### Problem to work on
Here are records with pictures in them. Copy all of them exactly and leave the pictures out.

start

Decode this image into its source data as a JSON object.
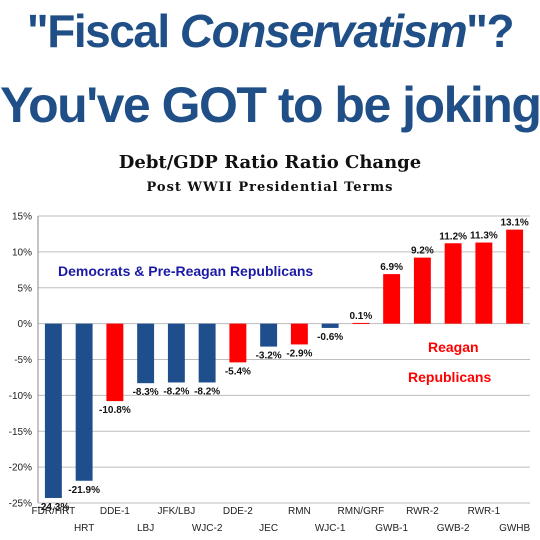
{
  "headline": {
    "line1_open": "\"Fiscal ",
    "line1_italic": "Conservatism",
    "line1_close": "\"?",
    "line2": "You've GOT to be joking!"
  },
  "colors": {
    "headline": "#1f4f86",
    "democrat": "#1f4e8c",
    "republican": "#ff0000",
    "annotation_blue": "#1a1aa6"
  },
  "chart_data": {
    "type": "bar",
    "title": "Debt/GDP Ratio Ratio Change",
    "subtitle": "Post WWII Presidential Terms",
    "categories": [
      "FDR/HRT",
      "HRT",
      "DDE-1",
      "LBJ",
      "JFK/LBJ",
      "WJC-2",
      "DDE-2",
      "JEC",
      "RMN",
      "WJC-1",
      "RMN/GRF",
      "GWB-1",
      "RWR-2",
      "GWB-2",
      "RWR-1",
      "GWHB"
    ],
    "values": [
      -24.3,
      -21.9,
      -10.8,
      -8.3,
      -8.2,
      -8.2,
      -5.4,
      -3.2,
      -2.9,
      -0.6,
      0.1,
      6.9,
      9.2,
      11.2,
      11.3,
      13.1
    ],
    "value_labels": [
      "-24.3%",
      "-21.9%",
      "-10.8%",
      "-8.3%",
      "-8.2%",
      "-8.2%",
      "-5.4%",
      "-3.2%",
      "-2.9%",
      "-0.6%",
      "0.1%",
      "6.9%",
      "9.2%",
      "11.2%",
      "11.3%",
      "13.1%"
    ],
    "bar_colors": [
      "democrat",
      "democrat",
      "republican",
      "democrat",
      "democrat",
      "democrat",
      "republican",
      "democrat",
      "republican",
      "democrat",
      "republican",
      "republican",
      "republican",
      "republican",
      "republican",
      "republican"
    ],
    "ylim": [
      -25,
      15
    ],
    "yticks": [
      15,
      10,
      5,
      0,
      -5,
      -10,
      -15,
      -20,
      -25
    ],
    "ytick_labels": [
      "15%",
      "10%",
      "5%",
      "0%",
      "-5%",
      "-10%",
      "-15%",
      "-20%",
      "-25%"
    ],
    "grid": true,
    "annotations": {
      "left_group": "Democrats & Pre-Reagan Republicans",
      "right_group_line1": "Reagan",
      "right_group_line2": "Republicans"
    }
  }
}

end

### Answer to the task
Decode this image into its source data as a JSON object.
{
  "headline": {
    "line1_open": "\"Fiscal ",
    "line1_italic": "Conservatism",
    "line1_close": "\"?",
    "line2": "You've GOT to be joking!"
  },
  "colors": {
    "headline": "#1f4f86",
    "democrat": "#1f4e8c",
    "republican": "#ff0000",
    "annotation_blue": "#1a1aa6"
  },
  "chart_data": {
    "type": "bar",
    "title": "Debt/GDP Ratio Ratio Change",
    "subtitle": "Post WWII Presidential Terms",
    "categories": [
      "FDR/HRT",
      "HRT",
      "DDE-1",
      "LBJ",
      "JFK/LBJ",
      "WJC-2",
      "DDE-2",
      "JEC",
      "RMN",
      "WJC-1",
      "RMN/GRF",
      "GWB-1",
      "RWR-2",
      "GWB-2",
      "RWR-1",
      "GWHB"
    ],
    "values": [
      -24.3,
      -21.9,
      -10.8,
      -8.3,
      -8.2,
      -8.2,
      -5.4,
      -3.2,
      -2.9,
      -0.6,
      0.1,
      6.9,
      9.2,
      11.2,
      11.3,
      13.1
    ],
    "value_labels": [
      "-24.3%",
      "-21.9%",
      "-10.8%",
      "-8.3%",
      "-8.2%",
      "-8.2%",
      "-5.4%",
      "-3.2%",
      "-2.9%",
      "-0.6%",
      "0.1%",
      "6.9%",
      "9.2%",
      "11.2%",
      "11.3%",
      "13.1%"
    ],
    "bar_colors": [
      "democrat",
      "democrat",
      "republican",
      "democrat",
      "democrat",
      "democrat",
      "republican",
      "democrat",
      "republican",
      "democrat",
      "republican",
      "republican",
      "republican",
      "republican",
      "republican",
      "republican"
    ],
    "ylim": [
      -25,
      15
    ],
    "yticks": [
      15,
      10,
      5,
      0,
      -5,
      -10,
      -15,
      -20,
      -25
    ],
    "ytick_labels": [
      "15%",
      "10%",
      "5%",
      "0%",
      "-5%",
      "-10%",
      "-15%",
      "-20%",
      "-25%"
    ],
    "grid": true,
    "annotations": {
      "left_group": "Democrats & Pre-Reagan Republicans",
      "right_group_line1": "Reagan",
      "right_group_line2": "Republicans"
    }
  }
}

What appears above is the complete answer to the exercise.